Dataset entries
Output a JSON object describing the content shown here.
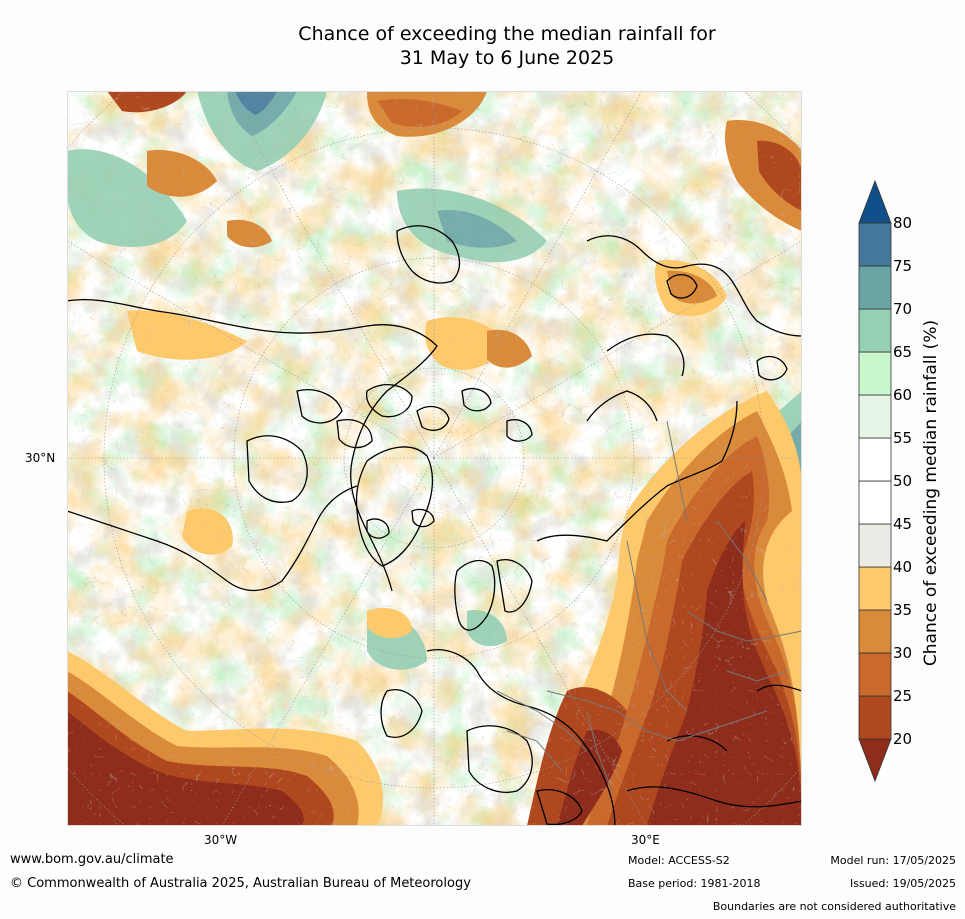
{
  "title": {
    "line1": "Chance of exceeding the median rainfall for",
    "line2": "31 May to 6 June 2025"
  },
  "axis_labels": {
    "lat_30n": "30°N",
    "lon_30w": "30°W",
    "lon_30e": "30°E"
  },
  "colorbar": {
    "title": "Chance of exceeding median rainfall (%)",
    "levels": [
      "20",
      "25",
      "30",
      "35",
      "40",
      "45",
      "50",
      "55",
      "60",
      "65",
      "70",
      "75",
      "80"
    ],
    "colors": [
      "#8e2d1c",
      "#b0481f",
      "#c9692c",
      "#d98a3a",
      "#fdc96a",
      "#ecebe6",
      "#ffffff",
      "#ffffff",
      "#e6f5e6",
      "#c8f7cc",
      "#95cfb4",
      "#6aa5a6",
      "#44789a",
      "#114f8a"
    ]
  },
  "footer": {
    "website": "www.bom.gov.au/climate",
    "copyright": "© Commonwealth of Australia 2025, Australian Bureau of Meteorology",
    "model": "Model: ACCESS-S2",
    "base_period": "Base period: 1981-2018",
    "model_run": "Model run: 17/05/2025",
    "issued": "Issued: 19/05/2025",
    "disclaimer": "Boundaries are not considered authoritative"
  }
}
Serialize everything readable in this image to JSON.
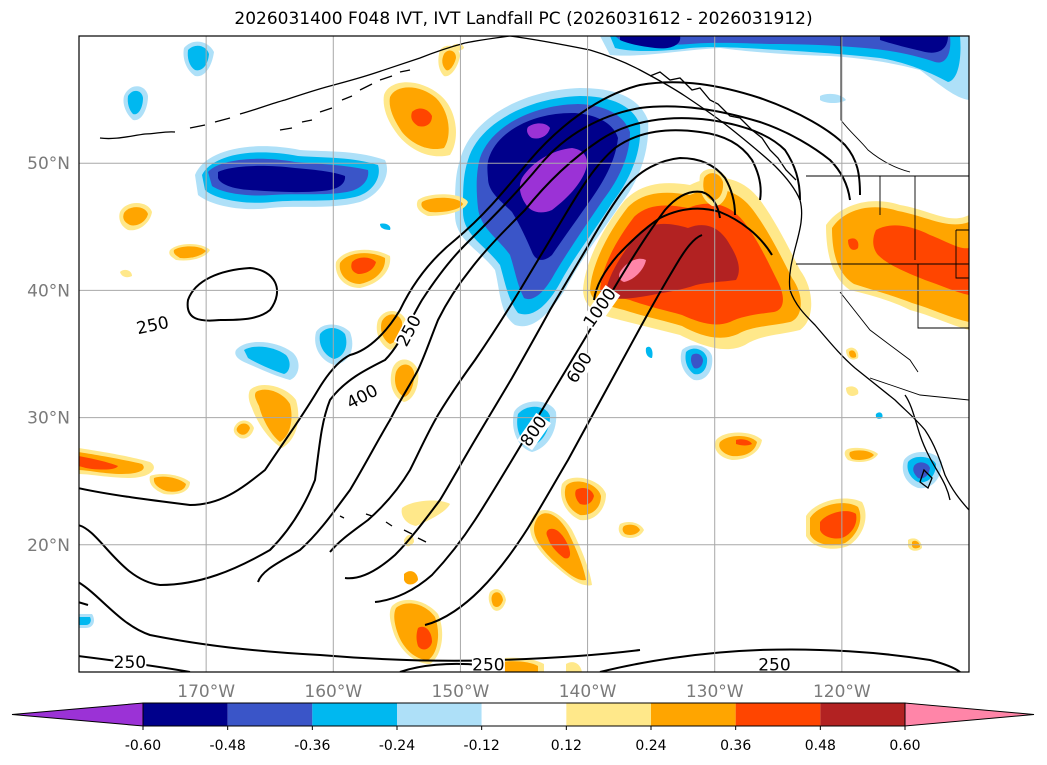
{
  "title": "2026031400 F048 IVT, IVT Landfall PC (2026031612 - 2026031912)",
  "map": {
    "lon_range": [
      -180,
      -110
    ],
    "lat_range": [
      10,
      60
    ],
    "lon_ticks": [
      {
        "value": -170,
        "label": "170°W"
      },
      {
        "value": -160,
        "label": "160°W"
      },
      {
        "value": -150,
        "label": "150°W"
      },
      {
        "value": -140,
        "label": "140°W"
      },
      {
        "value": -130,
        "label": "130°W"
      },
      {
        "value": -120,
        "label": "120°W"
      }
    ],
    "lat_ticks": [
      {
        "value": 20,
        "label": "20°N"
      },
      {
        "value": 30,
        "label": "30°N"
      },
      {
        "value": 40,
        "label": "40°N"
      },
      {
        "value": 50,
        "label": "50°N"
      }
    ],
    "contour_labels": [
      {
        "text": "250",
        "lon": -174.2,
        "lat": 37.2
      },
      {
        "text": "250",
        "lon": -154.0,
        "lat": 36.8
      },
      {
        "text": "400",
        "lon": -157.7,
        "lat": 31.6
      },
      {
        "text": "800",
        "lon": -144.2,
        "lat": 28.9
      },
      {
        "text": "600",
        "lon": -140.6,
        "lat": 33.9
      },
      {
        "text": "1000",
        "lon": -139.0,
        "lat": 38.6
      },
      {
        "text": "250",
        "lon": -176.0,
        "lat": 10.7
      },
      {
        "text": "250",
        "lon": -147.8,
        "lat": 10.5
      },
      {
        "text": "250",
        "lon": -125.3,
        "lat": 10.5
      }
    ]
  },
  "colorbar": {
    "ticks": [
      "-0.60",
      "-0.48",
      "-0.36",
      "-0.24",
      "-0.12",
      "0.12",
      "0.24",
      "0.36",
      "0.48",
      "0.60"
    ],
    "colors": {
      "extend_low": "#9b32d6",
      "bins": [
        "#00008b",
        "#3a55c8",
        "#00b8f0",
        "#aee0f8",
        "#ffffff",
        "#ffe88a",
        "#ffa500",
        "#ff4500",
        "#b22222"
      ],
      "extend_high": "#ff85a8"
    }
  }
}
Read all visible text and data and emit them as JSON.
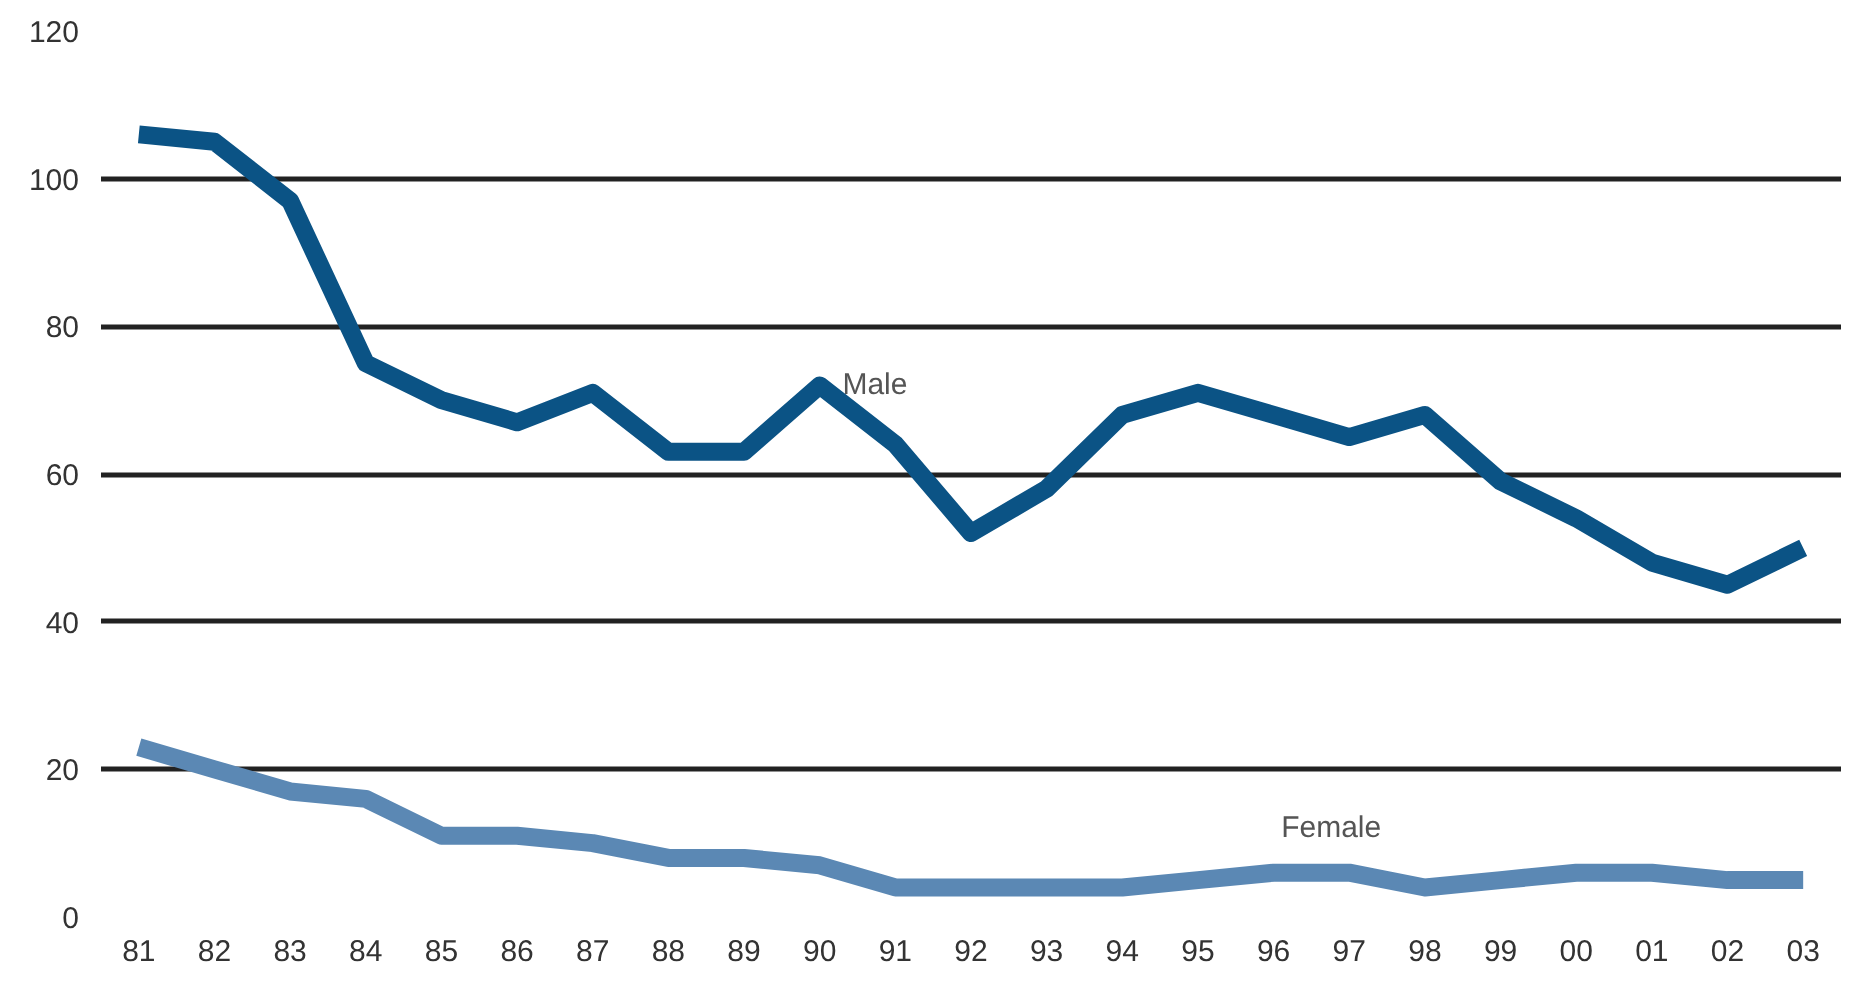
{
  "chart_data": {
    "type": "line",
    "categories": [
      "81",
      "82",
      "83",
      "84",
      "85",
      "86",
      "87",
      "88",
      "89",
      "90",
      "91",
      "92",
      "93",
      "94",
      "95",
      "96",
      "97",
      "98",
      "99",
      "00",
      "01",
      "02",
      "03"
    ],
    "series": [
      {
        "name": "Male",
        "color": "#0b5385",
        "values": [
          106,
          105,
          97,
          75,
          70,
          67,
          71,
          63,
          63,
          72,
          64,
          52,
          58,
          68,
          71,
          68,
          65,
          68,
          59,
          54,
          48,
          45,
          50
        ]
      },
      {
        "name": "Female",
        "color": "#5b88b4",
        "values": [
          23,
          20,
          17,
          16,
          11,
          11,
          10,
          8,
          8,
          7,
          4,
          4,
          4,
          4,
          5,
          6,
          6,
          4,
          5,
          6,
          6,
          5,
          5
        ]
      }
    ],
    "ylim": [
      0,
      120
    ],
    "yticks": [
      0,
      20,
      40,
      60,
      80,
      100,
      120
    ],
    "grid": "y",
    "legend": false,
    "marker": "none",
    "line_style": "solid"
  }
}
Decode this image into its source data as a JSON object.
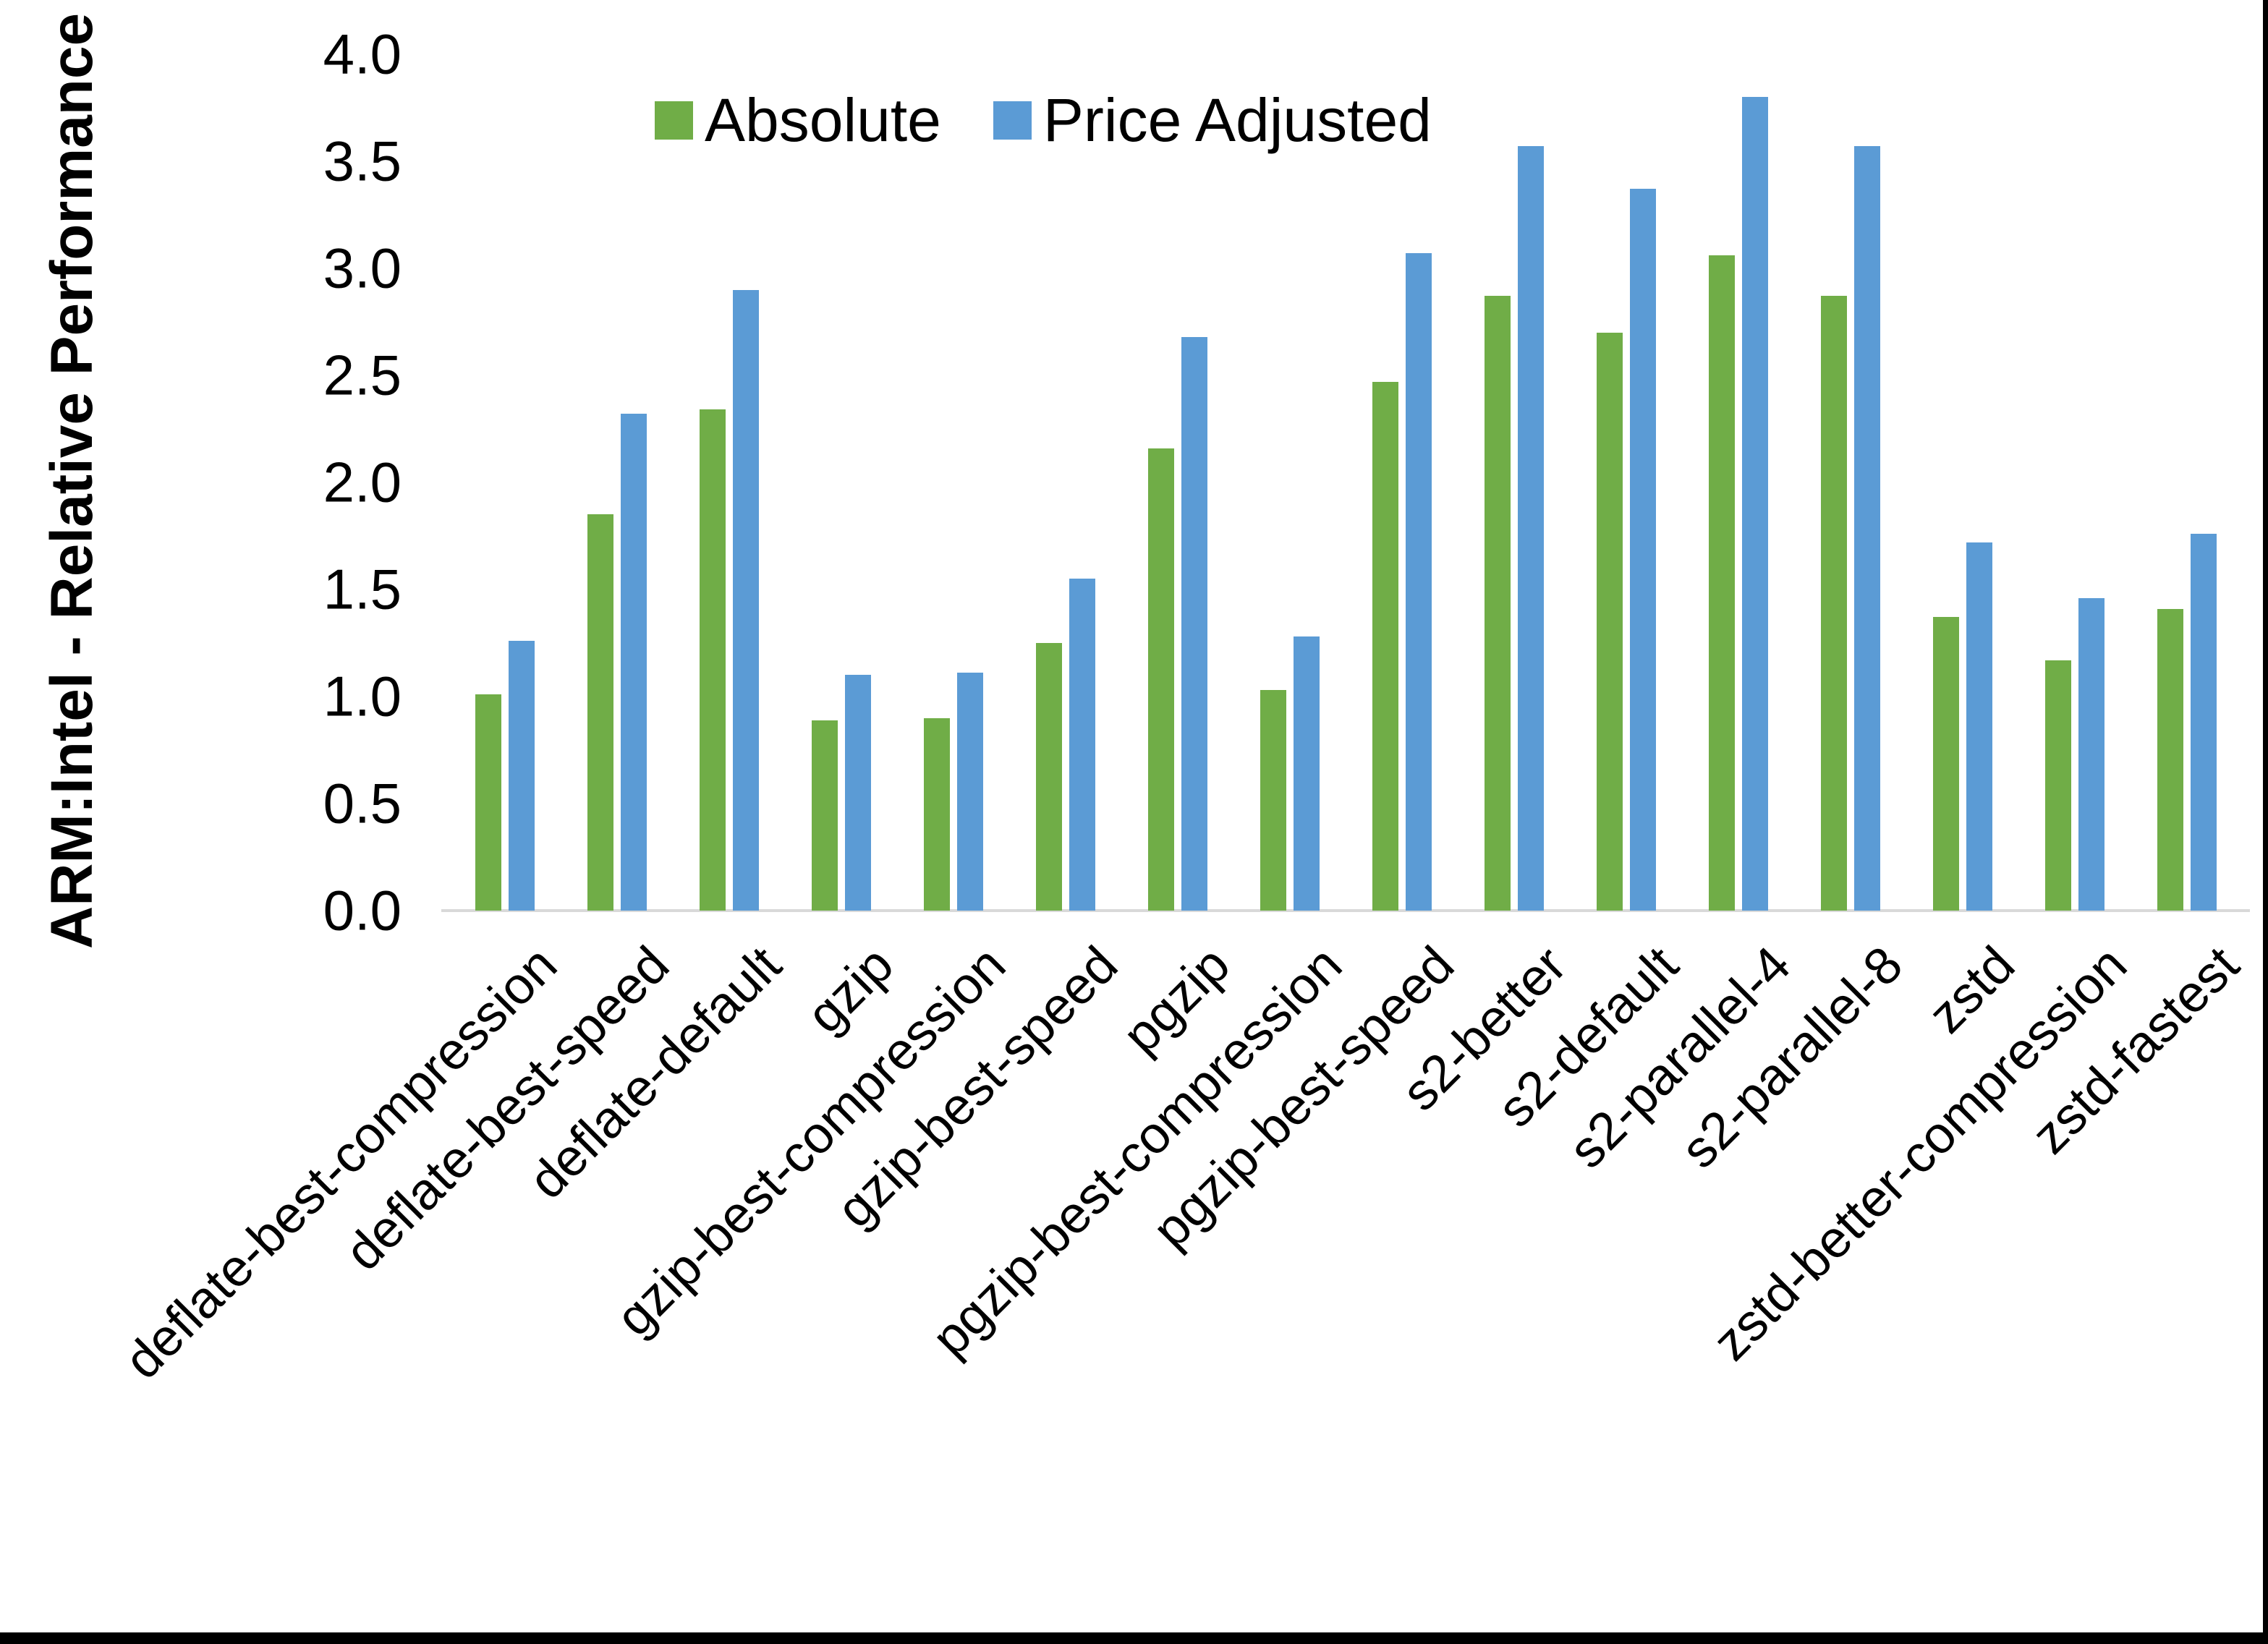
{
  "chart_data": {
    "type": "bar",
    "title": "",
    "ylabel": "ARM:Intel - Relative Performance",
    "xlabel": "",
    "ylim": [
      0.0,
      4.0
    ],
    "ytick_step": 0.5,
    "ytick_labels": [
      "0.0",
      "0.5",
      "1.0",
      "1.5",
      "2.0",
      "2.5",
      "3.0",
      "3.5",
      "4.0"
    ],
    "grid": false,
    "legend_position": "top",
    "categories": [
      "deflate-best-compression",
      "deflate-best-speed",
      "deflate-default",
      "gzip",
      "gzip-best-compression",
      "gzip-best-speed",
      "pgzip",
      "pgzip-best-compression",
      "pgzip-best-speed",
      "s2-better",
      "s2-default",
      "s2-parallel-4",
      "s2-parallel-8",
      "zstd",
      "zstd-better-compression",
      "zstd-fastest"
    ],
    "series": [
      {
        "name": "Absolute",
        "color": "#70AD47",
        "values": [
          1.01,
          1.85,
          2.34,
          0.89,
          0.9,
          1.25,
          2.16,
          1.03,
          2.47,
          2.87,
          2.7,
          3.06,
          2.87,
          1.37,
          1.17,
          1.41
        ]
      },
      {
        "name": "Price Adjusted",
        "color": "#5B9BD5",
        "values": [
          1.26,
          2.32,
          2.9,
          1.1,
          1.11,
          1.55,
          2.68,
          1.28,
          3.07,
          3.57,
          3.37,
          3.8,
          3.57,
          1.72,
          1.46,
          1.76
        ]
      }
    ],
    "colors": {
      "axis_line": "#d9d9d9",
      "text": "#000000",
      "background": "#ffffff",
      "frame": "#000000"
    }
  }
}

• [WORK REQUIRED]: Copy each line of the data above that holds "Chance".

• [RESULT FOR THIS TASK]:
    "line1": "Chance of exceeding the median rainfall for",
    "title": "Chance of exceeding median rainfall (%)",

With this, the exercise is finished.